(Stored data)
-=-=-=-=-

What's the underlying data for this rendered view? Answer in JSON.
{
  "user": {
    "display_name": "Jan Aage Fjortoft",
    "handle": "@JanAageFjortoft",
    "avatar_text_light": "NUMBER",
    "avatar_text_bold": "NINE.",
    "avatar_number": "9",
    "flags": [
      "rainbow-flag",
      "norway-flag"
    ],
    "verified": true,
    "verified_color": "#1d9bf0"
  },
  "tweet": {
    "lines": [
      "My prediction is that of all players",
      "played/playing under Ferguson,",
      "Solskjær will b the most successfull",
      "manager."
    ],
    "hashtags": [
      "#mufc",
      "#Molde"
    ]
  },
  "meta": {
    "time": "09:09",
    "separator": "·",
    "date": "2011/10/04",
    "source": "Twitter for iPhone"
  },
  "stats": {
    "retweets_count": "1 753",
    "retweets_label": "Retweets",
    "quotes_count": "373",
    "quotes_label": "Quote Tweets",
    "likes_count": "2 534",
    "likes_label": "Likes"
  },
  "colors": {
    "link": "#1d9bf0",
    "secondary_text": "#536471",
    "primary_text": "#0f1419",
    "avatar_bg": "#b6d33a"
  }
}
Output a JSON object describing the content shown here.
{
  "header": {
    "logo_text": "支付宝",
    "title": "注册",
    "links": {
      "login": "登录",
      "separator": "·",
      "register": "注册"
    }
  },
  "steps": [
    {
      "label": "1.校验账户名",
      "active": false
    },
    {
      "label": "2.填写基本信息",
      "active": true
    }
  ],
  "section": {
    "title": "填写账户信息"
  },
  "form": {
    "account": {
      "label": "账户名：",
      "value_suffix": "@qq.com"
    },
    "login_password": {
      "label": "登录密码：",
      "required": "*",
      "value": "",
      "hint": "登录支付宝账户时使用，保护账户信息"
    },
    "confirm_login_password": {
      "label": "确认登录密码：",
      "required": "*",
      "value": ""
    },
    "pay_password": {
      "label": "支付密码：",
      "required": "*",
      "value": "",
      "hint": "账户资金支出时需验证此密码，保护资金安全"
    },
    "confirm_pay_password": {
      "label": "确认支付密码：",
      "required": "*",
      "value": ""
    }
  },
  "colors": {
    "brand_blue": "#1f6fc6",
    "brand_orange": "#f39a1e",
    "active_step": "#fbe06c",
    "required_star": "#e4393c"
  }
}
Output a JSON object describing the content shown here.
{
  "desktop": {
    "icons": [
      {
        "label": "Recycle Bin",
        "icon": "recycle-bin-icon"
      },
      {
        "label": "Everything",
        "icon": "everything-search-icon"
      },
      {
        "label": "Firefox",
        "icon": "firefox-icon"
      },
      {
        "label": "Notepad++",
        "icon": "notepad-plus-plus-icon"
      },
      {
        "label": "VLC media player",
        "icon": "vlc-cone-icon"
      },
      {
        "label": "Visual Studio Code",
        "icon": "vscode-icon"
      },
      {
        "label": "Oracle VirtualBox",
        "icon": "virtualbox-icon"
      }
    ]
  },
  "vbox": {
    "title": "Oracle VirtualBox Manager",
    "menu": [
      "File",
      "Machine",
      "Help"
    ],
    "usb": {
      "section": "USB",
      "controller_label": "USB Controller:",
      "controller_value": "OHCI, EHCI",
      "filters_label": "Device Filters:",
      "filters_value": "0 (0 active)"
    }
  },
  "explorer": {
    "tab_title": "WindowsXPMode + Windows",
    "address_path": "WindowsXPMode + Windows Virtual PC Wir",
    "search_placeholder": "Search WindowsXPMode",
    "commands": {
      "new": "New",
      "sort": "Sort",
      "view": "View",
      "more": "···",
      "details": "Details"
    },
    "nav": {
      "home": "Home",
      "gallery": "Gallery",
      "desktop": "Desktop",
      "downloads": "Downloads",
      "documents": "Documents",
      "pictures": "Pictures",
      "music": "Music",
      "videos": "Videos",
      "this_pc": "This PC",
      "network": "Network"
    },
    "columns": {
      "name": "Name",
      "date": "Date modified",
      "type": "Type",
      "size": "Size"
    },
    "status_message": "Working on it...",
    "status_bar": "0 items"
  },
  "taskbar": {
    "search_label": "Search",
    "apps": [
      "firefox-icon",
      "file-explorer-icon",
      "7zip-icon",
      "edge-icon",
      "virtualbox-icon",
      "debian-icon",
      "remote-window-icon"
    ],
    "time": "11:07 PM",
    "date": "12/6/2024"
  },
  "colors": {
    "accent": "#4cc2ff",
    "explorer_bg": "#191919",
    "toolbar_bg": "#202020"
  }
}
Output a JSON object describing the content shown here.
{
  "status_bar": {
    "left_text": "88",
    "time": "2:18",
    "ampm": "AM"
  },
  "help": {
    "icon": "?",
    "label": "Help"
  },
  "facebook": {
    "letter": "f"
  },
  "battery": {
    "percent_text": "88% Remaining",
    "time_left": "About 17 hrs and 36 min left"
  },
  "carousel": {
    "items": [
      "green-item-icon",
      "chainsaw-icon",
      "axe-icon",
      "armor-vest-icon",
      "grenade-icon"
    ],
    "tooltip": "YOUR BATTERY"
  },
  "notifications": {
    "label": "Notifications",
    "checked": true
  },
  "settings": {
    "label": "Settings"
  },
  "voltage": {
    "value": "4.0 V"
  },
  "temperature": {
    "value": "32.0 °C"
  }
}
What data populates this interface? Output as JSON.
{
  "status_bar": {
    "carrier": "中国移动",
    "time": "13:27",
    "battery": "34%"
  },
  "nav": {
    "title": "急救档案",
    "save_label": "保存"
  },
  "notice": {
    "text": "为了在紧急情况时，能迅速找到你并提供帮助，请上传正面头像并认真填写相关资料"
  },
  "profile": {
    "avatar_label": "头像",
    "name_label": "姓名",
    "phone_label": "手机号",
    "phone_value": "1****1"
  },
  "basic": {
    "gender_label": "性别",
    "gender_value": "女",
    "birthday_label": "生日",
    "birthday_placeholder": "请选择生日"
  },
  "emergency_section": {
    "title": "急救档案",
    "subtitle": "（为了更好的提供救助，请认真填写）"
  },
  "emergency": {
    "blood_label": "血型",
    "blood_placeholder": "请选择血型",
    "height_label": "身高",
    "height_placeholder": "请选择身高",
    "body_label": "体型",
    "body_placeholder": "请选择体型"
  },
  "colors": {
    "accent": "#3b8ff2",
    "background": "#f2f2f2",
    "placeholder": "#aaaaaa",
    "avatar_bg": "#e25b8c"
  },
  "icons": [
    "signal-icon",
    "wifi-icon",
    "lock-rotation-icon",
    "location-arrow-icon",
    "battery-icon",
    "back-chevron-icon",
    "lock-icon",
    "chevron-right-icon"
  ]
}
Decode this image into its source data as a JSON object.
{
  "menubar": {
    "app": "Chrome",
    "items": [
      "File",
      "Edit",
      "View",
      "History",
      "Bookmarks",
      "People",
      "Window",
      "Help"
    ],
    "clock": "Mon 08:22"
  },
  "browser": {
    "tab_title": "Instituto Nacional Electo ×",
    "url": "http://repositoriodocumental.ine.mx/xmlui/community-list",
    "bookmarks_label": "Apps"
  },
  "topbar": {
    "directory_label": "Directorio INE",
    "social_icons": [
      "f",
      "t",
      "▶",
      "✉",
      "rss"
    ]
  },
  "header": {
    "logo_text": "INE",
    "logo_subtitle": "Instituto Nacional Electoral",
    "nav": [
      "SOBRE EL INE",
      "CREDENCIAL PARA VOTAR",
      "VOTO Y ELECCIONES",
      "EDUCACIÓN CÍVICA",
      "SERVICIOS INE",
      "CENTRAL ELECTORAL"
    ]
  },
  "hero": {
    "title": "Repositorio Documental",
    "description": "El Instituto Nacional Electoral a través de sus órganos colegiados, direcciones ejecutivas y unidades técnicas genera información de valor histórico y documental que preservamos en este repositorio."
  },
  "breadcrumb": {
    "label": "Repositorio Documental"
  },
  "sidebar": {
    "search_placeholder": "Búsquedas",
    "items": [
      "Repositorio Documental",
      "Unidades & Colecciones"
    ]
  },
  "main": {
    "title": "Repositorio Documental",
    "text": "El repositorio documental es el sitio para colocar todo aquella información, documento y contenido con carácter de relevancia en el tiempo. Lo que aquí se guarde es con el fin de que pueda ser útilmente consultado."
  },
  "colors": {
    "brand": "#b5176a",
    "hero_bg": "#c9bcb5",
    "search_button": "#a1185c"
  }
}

-=-=-=-=-

REQUIRED TASK:
In the listing above, how many lines include the word "información"? Answer with the number and nothing more.

RESPONSE TO THE EXERCISE:
2